INSTRUCTIONS FOR THE TASK
Each record must be reproduced exactly as it is shown.

EXTRACTED RECORDS
────────

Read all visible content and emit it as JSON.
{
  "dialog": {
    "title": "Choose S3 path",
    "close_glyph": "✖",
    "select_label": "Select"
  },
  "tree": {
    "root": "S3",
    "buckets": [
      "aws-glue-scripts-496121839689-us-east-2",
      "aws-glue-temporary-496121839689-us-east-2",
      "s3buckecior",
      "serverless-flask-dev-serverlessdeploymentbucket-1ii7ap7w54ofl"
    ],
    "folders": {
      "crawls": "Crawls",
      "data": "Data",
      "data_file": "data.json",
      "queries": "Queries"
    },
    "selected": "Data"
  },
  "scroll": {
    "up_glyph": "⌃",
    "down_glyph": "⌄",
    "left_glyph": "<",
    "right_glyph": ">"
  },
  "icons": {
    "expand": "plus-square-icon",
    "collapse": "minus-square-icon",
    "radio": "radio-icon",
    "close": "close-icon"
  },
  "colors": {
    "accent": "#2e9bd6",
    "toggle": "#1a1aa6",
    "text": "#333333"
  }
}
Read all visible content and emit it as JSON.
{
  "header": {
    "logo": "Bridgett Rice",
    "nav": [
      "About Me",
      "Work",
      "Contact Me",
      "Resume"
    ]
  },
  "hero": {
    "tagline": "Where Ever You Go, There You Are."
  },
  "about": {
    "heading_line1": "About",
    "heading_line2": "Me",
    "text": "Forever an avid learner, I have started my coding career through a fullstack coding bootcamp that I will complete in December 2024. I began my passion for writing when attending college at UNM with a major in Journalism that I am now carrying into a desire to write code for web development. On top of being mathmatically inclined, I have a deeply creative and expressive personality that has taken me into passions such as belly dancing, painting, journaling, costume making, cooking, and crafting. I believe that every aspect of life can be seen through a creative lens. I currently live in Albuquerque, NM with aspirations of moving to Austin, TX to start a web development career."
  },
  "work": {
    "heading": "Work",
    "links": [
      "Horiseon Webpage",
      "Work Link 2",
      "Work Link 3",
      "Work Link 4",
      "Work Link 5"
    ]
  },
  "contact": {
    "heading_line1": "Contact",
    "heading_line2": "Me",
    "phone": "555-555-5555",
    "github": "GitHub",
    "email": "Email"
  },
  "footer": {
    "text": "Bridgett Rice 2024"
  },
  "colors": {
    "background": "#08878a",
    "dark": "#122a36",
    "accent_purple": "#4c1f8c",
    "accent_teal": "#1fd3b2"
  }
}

────────

COMPLETE ANSWER
Read all visible content and emit it as JSON.
{
  "dialog": {
    "title": "Choose S3 path",
    "close_glyph": "✖",
    "select_label": "Select"
  },
  "tree": {
    "root": "S3",
    "buckets": [
      "aws-glue-scripts-496121839689-us-east-2",
      "aws-glue-temporary-496121839689-us-east-2",
      "s3buckecior",
      "serverless-flask-dev-serverlessdeploymentbucket-1ii7ap7w54ofl"
    ],
    "folders": {
      "crawls": "Crawls",
      "data": "Data",
      "data_file": "data.json",
      "queries": "Queries"
    },
    "selected": "Data"
  },
  "scroll": {
    "up_glyph": "⌃",
    "down_glyph": "⌄",
    "left_glyph": "<",
    "right_glyph": ">"
  },
  "icons": {
    "expand": "plus-square-icon",
    "collapse": "minus-square-icon",
    "radio": "radio-icon",
    "close": "close-icon"
  },
  "colors": {
    "accent": "#2e9bd6",
    "toggle": "#1a1aa6",
    "text": "#333333"
  }
}
Read all visible content and emit it as JSON.
{
  "header": {
    "logo": "Bridgett Rice",
    "nav": [
      "About Me",
      "Work",
      "Contact Me",
      "Resume"
    ]
  },
  "hero": {
    "tagline": "Where Ever You Go, There You Are."
  },
  "about": {
    "heading_line1": "About",
    "heading_line2": "Me",
    "text": "Forever an avid learner, I have started my coding career through a fullstack coding bootcamp that I will complete in December 2024. I began my passion for writing when attending college at UNM with a major in Journalism that I am now carrying into a desire to write code for web development. On top of being mathmatically inclined, I have a deeply creative and expressive personality that has taken me into passions such as belly dancing, painting, journaling, costume making, cooking, and crafting. I believe that every aspect of life can be seen through a creative lens. I currently live in Albuquerque, NM with aspirations of moving to Austin, TX to start a web development career."
  },
  "work": {
    "heading": "Work",
    "links": [
      "Horiseon Webpage",
      "Work Link 2",
      "Work Link 3",
      "Work Link 4",
      "Work Link 5"
    ]
  },
  "contact": {
    "heading_line1": "Contact",
    "heading_line2": "Me",
    "phone": "555-555-5555",
    "github": "GitHub",
    "email": "Email"
  },
  "footer": {
    "text": "Bridgett Rice 2024"
  },
  "colors": {
    "background": "#08878a",
    "dark": "#122a36",
    "accent_purple": "#4c1f8c",
    "accent_teal": "#1fd3b2"
  }
}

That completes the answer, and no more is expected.